Data items:
^^^^^^^^

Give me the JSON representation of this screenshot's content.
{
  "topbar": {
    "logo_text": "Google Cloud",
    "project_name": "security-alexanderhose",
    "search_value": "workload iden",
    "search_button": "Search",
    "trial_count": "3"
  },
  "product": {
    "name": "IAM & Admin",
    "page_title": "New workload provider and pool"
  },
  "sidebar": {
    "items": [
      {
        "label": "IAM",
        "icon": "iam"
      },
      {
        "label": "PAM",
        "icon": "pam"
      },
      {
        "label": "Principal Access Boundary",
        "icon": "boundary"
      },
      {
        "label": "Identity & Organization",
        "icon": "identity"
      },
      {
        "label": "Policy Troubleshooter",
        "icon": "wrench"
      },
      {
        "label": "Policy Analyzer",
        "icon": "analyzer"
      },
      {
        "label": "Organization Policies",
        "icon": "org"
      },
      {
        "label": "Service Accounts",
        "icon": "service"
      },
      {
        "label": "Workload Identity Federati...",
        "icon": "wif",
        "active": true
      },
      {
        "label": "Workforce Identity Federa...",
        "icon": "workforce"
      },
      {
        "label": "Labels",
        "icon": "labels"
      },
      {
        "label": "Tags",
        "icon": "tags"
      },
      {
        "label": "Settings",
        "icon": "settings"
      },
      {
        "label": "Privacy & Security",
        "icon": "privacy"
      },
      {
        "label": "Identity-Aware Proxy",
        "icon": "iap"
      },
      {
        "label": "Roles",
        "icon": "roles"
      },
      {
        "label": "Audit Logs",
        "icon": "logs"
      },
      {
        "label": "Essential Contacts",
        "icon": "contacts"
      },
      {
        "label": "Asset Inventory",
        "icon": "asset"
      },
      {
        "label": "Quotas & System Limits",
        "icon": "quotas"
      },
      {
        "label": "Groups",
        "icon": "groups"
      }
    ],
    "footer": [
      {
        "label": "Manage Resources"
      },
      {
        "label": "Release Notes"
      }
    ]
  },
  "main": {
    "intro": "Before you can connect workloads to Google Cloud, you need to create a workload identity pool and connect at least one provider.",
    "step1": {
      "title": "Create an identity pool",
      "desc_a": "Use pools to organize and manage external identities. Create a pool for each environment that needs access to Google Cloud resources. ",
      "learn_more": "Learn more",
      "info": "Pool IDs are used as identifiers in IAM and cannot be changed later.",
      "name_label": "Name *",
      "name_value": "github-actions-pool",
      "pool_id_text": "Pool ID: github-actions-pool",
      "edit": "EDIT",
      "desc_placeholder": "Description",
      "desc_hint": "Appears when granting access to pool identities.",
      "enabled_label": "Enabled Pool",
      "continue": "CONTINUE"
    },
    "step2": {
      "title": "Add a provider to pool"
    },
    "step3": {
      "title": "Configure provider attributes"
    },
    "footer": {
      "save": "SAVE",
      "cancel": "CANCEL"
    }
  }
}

^^^^^^^^

Exercise = Output the listing above without altering a single character.

Exercise response =
Give me the JSON representation of this screenshot's content.
{
  "topbar": {
    "logo_text": "Google Cloud",
    "project_name": "security-alexanderhose",
    "search_value": "workload iden",
    "search_button": "Search",
    "trial_count": "3"
  },
  "product": {
    "name": "IAM & Admin",
    "page_title": "New workload provider and pool"
  },
  "sidebar": {
    "items": [
      {
        "label": "IAM",
        "icon": "iam"
      },
      {
        "label": "PAM",
        "icon": "pam"
      },
      {
        "label": "Principal Access Boundary",
        "icon": "boundary"
      },
      {
        "label": "Identity & Organization",
        "icon": "identity"
      },
      {
        "label": "Policy Troubleshooter",
        "icon": "wrench"
      },
      {
        "label": "Policy Analyzer",
        "icon": "analyzer"
      },
      {
        "label": "Organization Policies",
        "icon": "org"
      },
      {
        "label": "Service Accounts",
        "icon": "service"
      },
      {
        "label": "Workload Identity Federati...",
        "icon": "wif",
        "active": true
      },
      {
        "label": "Workforce Identity Federa...",
        "icon": "workforce"
      },
      {
        "label": "Labels",
        "icon": "labels"
      },
      {
        "label": "Tags",
        "icon": "tags"
      },
      {
        "label": "Settings",
        "icon": "settings"
      },
      {
        "label": "Privacy & Security",
        "icon": "privacy"
      },
      {
        "label": "Identity-Aware Proxy",
        "icon": "iap"
      },
      {
        "label": "Roles",
        "icon": "roles"
      },
      {
        "label": "Audit Logs",
        "icon": "logs"
      },
      {
        "label": "Essential Contacts",
        "icon": "contacts"
      },
      {
        "label": "Asset Inventory",
        "icon": "asset"
      },
      {
        "label": "Quotas & System Limits",
        "icon": "quotas"
      },
      {
        "label": "Groups",
        "icon": "groups"
      }
    ],
    "footer": [
      {
        "label": "Manage Resources"
      },
      {
        "label": "Release Notes"
      }
    ]
  },
  "main": {
    "intro": "Before you can connect workloads to Google Cloud, you need to create a workload identity pool and connect at least one provider.",
    "step1": {
      "title": "Create an identity pool",
      "desc_a": "Use pools to organize and manage external identities. Create a pool for each environment that needs access to Google Cloud resources. ",
      "learn_more": "Learn more",
      "info": "Pool IDs are used as identifiers in IAM and cannot be changed later.",
      "name_label": "Name *",
      "name_value": "github-actions-pool",
      "pool_id_text": "Pool ID: github-actions-pool",
      "edit": "EDIT",
      "desc_placeholder": "Description",
      "desc_hint": "Appears when granting access to pool identities.",
      "enabled_label": "Enabled Pool",
      "continue": "CONTINUE"
    },
    "step2": {
      "title": "Add a provider to pool"
    },
    "step3": {
      "title": "Configure provider attributes"
    },
    "footer": {
      "save": "SAVE",
      "cancel": "CANCEL"
    }
  }
}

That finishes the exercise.